Brano scelto ▸
Le impressioni di Luca Luppi presidente Casartigiani sul dato referendario Veneto

Quale messaggio arriva da questa duplice consultazione che, comunque la si giudichi, è stata capace di mobilitare milioni dei lettori?
È il segnale, un segnale forte, che la gente non si fida più dello Stato centralista. Forse qualcuno non si aspettava che lo esprimesse in maniera così netta, ma questa è la realtà. Non si fida perché lo trova scarsamente efficiente e incapace di fornire ai cittadini servizi all’altezza. Però è anche un segnale che contiene una dose di paura: siccome i tempi sono difficili ognuno vuole tenere per sé le proprie risorse, ma quando uno Stato è così distante dal cittadino è facile che ciò avvenga.

Dato per scontato che la quasi totalità dei partecipanti al voto avrebbe scelto il “sì”, il risultato che ci si attendeva di valutare era quello dell’affluenza alle urne. Come spiega la grande differenza tra il 57,2% del Veneto e il 38,2% della Lombardia?  Spicca in particolare il dato Veneto, in cui l’affluenza è stata altissima.

Esercizio 1 ▸ Riporta tutto il brano da "Dato per scontato" giù fino a "è stata altissima.", rinominando "Lombardia" in "Emilia-Romagna".
Esercizio 2 ▸ Traduci in inglese questa frase del brano: "Non si fida perché lo trova scarsamente efficiente e incapace di fornire ai cittadini servizi all’altezza."
Esercizio 3 ▸ Secondo il brano, perché il risultato da valutare era l'affluenza alle urne? Rispondi in una o due frasi, per favore.
Le voci non hanno alcun ruolo in questo lavoro.

Set di dati ▸
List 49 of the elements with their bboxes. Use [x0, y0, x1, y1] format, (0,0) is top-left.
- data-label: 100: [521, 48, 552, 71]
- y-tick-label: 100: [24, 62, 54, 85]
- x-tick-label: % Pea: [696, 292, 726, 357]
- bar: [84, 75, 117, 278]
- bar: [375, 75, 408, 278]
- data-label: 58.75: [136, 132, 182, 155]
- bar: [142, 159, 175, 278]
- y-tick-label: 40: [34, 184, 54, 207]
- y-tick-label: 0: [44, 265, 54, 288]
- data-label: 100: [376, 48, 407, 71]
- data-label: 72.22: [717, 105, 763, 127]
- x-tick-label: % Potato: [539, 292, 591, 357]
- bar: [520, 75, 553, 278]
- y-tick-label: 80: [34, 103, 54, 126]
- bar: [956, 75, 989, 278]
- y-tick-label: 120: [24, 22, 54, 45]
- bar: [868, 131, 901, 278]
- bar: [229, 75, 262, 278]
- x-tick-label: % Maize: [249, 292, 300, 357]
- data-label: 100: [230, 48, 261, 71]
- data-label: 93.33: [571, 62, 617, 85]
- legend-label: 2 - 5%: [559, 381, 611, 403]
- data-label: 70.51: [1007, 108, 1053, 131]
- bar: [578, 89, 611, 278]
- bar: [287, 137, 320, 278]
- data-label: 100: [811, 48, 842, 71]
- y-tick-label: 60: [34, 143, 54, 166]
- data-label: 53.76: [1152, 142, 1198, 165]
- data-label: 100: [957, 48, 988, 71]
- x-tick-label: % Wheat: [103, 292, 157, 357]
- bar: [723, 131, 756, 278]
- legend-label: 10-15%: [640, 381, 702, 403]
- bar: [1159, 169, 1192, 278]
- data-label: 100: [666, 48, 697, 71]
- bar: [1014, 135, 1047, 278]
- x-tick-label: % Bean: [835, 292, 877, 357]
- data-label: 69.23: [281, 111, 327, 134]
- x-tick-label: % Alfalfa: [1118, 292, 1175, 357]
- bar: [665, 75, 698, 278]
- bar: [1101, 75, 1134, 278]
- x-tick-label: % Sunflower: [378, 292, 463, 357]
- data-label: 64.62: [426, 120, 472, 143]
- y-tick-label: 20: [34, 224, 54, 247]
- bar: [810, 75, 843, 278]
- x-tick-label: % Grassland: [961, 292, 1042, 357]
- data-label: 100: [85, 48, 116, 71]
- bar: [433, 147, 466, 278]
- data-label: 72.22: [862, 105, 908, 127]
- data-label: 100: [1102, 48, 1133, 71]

La tua soluzione 1 ▸
Dato per scontato che la quasi totalità dei partecipanti al voto avrebbe scelto il “sì”, il risultato che ci si attendeva di valutare era quello dell’affluenza alle urne. Come spiega la grande differenza tra il 57,2% del Veneto e il 38,2% della Emilia-Romagna?  Spicca in particolare il dato Veneto, in cui l’affluenza è stata altissima.

La tua soluzione 2 ▸ They do not trust it because they find it poorly efficient and incapable of providing citizens with adequate services.

La tua soluzione 3 ▸ Si dava per scontato che la quasi totalità dei partecipanti al voto avrebbe scelto il "sì". Per questo il dato da valutare era l'affluenza alle urne.